__WHAT YOU NEED TO DO__. Look through the records that follow. Copy every line containing the word "elev".

BEGIN GIVEN RECORDS

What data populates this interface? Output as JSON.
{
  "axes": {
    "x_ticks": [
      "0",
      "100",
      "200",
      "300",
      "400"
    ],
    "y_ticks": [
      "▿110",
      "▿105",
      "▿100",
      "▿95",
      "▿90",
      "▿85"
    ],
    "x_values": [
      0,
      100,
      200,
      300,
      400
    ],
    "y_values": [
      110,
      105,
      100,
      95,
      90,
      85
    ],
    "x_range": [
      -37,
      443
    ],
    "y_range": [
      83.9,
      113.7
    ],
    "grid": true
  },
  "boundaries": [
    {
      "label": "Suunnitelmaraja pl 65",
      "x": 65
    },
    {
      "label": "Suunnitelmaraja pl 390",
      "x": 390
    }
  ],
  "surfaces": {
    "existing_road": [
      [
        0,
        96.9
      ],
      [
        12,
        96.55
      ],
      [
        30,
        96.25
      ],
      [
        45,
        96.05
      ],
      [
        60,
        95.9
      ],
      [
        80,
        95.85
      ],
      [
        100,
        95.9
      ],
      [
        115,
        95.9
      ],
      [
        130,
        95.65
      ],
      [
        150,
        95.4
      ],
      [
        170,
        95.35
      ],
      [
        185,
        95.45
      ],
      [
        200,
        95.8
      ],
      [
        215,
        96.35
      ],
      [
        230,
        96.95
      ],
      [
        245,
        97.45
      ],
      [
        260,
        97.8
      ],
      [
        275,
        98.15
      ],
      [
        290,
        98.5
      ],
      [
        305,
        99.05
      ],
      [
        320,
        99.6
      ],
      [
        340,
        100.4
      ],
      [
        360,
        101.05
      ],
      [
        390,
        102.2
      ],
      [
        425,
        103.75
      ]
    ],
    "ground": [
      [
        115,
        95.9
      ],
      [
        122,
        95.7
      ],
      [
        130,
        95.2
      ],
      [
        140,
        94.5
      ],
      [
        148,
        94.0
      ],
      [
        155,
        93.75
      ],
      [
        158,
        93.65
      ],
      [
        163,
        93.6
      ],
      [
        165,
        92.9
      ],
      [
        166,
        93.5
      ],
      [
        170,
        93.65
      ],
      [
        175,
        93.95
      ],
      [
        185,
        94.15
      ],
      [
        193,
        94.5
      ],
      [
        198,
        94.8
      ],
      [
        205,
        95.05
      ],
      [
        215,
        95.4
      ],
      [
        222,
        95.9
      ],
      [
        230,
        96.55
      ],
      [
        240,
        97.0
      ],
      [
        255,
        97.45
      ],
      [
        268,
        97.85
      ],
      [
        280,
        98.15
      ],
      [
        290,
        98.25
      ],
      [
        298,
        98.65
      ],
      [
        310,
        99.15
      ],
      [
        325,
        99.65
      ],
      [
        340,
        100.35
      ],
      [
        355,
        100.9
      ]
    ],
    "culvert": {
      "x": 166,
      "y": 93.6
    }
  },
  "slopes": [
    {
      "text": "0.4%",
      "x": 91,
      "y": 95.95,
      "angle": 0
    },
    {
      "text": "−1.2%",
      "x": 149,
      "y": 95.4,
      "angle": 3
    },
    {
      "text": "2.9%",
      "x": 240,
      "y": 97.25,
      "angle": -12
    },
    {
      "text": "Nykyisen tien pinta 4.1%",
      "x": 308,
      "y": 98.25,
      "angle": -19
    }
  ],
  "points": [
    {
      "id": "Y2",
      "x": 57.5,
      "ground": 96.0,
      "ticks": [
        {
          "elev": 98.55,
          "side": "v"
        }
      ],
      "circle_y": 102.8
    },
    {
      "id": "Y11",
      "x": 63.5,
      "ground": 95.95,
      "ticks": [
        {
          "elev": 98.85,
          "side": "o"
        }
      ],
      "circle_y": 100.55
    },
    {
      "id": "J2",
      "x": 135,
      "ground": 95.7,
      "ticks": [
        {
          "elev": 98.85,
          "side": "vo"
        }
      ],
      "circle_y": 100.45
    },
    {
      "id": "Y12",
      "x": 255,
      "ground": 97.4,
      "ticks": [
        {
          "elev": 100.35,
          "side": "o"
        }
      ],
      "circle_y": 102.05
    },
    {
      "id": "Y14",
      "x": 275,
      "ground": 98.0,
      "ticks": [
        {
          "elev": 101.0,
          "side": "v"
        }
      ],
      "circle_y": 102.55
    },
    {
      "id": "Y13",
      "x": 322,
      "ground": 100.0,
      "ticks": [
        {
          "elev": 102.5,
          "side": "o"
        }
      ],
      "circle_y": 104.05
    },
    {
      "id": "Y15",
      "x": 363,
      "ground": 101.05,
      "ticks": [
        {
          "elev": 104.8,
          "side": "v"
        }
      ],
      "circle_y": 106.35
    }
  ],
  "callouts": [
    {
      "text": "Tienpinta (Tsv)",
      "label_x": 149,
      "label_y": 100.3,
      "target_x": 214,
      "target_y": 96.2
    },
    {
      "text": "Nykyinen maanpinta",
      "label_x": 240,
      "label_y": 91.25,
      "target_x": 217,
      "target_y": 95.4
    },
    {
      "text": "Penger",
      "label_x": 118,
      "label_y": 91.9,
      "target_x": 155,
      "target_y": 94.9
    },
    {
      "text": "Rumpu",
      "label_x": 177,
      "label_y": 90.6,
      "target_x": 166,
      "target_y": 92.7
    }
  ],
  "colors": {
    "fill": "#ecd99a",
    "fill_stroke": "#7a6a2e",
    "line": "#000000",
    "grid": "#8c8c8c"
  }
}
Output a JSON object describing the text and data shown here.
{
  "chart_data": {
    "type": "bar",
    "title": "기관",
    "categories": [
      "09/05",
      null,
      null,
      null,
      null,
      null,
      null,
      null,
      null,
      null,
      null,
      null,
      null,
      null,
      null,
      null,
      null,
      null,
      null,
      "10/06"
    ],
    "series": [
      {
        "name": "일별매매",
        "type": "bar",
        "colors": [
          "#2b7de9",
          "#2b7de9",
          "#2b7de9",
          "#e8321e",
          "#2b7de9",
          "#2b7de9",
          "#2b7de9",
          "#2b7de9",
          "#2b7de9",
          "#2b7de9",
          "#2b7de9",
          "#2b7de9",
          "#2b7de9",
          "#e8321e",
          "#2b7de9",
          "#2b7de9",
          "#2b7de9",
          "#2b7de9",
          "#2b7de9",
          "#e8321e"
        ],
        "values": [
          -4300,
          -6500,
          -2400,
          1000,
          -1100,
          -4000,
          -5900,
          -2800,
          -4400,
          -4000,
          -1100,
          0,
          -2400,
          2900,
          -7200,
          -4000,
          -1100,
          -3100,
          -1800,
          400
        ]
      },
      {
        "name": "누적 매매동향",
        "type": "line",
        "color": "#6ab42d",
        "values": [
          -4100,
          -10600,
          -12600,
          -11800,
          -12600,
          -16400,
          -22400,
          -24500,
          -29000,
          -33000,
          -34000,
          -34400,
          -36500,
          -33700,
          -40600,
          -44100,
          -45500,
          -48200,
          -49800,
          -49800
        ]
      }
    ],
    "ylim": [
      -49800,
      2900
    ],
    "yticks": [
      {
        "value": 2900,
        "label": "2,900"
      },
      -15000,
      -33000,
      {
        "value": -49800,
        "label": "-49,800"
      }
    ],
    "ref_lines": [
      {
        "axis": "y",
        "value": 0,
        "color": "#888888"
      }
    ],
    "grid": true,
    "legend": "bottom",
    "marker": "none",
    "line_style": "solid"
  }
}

END GIVEN RECORDS

__FULL OUTPUT__.
          "elev": 98.55,
          "elev": 98.85,
          "elev": 98.85,
          "elev": 100.35,
          "elev": 101.0,
          "elev": 102.5,
          "elev": 104.8,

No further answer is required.